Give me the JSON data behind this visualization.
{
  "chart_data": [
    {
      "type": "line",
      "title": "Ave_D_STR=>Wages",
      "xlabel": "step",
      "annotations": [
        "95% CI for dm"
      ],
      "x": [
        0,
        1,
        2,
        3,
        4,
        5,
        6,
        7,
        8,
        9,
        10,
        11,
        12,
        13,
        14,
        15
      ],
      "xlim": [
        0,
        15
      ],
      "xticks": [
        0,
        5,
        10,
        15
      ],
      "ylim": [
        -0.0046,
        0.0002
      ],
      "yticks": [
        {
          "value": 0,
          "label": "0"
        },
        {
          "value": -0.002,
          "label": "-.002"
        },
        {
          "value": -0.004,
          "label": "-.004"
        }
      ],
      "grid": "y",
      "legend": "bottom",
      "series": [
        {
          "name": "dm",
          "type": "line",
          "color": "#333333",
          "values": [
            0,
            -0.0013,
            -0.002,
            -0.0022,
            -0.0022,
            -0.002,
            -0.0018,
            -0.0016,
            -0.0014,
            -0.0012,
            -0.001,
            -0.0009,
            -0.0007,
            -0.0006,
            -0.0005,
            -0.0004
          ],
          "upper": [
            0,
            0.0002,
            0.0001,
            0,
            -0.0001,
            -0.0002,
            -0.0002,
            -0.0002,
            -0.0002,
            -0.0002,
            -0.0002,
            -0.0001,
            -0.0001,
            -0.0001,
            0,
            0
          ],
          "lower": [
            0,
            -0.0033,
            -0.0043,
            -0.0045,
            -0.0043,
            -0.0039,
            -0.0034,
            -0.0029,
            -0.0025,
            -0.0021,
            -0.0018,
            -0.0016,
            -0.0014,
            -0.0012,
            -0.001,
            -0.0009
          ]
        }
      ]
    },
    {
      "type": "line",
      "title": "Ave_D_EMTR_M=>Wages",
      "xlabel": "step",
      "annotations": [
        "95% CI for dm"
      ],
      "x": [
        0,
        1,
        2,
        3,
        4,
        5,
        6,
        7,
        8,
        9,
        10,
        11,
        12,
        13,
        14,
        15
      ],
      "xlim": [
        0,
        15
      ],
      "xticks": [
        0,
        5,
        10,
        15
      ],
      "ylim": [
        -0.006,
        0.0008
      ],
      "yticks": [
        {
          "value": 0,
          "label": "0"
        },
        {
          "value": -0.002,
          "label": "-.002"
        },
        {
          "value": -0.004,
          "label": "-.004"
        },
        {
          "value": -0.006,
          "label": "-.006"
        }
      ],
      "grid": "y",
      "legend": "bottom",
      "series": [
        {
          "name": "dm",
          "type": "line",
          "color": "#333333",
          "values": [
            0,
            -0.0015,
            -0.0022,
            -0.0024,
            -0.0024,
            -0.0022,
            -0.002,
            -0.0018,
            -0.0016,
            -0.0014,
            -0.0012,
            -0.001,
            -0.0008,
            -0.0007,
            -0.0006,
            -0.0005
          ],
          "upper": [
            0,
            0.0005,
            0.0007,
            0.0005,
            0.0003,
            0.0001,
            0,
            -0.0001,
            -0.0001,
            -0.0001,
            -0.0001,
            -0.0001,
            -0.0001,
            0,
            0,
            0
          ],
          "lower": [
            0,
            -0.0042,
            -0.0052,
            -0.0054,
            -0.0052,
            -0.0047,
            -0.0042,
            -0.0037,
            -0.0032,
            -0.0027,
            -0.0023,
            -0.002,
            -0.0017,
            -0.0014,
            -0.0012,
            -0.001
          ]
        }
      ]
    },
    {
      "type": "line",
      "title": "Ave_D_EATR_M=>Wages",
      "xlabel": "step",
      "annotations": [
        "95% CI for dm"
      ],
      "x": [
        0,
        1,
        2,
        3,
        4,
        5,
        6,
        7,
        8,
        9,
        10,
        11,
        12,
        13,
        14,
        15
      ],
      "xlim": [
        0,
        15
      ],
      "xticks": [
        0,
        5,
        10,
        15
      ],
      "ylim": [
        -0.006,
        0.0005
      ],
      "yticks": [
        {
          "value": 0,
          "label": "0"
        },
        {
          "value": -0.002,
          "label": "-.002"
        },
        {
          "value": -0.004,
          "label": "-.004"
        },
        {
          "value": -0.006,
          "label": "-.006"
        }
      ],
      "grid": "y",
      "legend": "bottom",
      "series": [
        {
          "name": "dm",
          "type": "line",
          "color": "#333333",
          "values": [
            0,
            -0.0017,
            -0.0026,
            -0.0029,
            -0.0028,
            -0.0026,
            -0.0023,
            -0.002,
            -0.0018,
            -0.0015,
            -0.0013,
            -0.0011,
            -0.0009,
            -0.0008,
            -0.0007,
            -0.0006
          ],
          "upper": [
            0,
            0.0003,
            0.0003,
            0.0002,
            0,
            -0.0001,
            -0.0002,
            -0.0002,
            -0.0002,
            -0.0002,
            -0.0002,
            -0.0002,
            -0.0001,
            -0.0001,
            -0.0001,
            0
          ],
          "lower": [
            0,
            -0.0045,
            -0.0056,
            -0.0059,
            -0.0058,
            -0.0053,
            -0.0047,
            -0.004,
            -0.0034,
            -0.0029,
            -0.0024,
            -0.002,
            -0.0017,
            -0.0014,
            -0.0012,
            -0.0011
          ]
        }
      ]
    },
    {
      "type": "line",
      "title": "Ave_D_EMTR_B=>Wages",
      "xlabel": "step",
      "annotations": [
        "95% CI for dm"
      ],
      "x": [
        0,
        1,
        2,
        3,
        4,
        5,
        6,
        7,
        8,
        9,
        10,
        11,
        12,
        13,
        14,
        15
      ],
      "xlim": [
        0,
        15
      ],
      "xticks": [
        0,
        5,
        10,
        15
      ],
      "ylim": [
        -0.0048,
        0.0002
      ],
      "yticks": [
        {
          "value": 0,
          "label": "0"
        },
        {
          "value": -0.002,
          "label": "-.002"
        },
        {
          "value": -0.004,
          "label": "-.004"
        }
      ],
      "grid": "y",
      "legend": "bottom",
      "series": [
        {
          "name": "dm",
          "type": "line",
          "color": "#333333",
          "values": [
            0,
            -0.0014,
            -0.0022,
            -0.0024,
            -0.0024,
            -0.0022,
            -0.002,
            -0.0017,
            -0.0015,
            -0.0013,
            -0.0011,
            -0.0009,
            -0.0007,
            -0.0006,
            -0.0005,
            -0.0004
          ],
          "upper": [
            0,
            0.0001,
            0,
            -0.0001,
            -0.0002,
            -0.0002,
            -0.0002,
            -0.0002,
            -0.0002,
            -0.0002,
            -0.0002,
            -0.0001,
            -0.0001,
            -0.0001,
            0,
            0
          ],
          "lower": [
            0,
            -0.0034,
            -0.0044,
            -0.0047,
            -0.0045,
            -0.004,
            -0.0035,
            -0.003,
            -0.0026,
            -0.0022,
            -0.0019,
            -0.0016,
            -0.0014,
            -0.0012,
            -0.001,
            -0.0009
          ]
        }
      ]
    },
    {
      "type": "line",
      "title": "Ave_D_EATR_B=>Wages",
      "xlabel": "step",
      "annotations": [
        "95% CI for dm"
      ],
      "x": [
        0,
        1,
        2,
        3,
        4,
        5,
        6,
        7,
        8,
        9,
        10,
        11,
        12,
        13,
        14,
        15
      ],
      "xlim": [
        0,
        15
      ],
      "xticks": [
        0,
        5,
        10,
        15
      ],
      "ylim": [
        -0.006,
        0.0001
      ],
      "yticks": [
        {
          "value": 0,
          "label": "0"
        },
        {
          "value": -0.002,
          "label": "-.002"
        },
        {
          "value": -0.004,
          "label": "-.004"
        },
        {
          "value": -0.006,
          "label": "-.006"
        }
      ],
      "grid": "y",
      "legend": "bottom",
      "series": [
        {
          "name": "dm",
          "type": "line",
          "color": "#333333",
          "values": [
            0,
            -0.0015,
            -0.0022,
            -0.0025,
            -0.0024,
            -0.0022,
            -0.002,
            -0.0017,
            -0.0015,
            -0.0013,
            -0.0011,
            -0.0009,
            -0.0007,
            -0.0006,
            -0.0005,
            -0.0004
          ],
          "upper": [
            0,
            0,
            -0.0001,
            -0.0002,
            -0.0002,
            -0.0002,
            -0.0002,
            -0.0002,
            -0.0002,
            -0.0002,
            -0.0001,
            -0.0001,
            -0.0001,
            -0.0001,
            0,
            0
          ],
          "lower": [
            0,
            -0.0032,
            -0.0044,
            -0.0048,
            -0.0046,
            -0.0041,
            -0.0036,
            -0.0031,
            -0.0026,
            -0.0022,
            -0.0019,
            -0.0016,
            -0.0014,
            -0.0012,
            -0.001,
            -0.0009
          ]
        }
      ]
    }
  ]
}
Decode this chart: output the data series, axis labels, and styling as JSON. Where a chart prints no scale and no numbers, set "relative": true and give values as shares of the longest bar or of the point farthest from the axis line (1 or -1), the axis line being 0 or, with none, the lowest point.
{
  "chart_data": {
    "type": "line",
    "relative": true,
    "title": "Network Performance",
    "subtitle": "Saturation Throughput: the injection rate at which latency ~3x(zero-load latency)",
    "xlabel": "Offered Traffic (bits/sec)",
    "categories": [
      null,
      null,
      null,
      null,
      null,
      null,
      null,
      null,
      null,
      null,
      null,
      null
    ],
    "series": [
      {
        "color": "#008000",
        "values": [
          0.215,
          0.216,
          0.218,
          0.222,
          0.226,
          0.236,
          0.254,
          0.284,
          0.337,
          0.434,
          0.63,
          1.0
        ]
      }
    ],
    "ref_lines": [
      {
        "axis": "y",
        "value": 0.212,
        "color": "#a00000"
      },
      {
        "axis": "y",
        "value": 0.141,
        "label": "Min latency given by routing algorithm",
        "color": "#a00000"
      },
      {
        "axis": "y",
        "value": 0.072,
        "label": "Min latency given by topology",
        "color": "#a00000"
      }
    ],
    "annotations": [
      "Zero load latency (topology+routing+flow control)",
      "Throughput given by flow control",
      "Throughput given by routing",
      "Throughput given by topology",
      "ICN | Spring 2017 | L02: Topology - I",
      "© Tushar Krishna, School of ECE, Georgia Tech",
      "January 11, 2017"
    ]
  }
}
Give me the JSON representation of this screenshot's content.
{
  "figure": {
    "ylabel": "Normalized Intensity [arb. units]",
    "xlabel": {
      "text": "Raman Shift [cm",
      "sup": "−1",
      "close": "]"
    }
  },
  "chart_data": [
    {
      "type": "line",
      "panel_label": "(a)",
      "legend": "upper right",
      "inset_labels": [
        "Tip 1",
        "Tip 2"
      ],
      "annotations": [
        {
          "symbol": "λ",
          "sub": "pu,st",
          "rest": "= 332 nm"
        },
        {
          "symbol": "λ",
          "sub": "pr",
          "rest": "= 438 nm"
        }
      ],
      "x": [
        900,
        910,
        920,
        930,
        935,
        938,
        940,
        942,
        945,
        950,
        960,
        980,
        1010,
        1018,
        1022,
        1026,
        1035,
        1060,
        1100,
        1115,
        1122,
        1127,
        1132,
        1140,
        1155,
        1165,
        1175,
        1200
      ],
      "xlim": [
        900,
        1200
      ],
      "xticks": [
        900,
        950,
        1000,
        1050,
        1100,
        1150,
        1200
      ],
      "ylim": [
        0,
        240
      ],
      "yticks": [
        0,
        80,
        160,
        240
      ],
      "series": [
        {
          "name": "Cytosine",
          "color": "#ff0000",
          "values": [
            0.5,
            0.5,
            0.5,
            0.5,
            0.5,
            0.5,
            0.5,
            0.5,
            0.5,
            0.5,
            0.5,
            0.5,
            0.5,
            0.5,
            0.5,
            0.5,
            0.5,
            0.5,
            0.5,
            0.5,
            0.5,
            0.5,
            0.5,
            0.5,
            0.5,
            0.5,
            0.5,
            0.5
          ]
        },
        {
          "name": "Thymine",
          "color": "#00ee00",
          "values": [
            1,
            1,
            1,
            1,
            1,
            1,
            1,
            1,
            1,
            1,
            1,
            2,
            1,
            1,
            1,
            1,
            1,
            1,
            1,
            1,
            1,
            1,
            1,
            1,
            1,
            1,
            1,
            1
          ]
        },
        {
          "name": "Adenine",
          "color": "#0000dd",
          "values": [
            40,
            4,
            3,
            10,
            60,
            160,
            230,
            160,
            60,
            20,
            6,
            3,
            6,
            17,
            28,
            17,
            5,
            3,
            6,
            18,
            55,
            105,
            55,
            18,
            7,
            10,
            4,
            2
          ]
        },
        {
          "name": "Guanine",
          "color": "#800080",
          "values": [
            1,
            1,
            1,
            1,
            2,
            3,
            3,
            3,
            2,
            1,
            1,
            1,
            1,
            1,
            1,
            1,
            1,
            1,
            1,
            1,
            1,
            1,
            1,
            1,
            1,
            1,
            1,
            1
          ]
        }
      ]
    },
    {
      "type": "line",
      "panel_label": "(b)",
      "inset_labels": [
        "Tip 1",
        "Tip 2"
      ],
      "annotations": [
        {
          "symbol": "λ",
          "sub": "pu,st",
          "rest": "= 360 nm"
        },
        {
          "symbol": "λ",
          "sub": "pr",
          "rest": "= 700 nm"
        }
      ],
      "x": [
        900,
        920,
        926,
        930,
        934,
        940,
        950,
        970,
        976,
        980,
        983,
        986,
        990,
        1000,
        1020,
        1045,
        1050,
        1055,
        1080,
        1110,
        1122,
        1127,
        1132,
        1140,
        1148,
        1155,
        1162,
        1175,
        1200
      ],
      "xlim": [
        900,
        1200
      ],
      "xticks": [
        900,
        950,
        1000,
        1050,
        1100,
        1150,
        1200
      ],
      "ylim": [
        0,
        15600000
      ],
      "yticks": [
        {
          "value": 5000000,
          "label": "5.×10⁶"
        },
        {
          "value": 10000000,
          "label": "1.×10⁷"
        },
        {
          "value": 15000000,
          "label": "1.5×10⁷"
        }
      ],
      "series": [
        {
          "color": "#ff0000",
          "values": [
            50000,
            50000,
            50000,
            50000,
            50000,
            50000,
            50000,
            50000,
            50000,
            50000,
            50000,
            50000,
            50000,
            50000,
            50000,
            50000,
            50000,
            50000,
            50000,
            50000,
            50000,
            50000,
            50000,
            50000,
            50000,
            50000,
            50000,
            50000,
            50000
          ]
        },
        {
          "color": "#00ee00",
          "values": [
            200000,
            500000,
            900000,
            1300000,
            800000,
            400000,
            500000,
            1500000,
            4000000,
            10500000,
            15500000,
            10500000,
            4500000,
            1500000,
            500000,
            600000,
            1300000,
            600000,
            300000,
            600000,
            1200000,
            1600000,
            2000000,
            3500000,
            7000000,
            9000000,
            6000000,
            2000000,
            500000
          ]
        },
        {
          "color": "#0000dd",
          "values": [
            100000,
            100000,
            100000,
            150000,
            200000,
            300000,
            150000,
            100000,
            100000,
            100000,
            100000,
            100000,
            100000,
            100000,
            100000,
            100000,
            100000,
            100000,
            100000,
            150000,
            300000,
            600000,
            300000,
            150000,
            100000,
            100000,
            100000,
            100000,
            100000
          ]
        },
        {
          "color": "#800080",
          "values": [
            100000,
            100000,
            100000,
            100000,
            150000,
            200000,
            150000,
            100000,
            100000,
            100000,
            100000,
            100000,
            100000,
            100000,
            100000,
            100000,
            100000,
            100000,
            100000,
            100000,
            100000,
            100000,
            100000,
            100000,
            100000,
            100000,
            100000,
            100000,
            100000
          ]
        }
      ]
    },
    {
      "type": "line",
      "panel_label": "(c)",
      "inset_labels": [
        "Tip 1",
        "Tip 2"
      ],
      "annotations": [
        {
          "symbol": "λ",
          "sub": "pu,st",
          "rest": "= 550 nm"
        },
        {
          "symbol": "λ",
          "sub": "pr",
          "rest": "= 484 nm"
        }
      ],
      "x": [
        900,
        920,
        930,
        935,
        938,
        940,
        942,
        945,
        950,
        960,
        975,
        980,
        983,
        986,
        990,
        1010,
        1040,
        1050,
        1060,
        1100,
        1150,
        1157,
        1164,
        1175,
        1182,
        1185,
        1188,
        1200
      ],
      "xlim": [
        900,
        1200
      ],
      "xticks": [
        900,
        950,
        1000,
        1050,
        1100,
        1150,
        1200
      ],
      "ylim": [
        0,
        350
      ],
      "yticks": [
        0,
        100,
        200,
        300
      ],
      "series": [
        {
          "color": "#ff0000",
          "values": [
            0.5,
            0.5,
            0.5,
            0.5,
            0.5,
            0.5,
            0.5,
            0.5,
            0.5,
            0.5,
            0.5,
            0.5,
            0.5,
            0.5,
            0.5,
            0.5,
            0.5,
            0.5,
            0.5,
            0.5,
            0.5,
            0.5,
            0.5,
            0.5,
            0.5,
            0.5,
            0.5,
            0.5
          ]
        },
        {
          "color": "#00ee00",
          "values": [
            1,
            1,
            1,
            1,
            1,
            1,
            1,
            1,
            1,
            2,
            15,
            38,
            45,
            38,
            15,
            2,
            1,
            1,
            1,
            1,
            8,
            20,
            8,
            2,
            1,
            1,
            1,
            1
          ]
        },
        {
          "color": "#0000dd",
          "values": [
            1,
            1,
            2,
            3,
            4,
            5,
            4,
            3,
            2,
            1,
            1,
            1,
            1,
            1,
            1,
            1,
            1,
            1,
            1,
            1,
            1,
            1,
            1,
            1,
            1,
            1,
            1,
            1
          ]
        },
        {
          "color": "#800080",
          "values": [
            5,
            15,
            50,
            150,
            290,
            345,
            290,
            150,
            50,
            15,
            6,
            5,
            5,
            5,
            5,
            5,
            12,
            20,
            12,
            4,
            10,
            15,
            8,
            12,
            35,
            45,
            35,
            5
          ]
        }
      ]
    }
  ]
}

§ §

- _What the exercise asks_: Filter the records above and return every line that holds the word "given".

- _Response for this exercise_:
        "label": "Min latency given by routing algorithm",
        "label": "Min latency given by topology",
      "Throughput given by flow control",
      "Throughput given by routing",
      "Throughput given by topology",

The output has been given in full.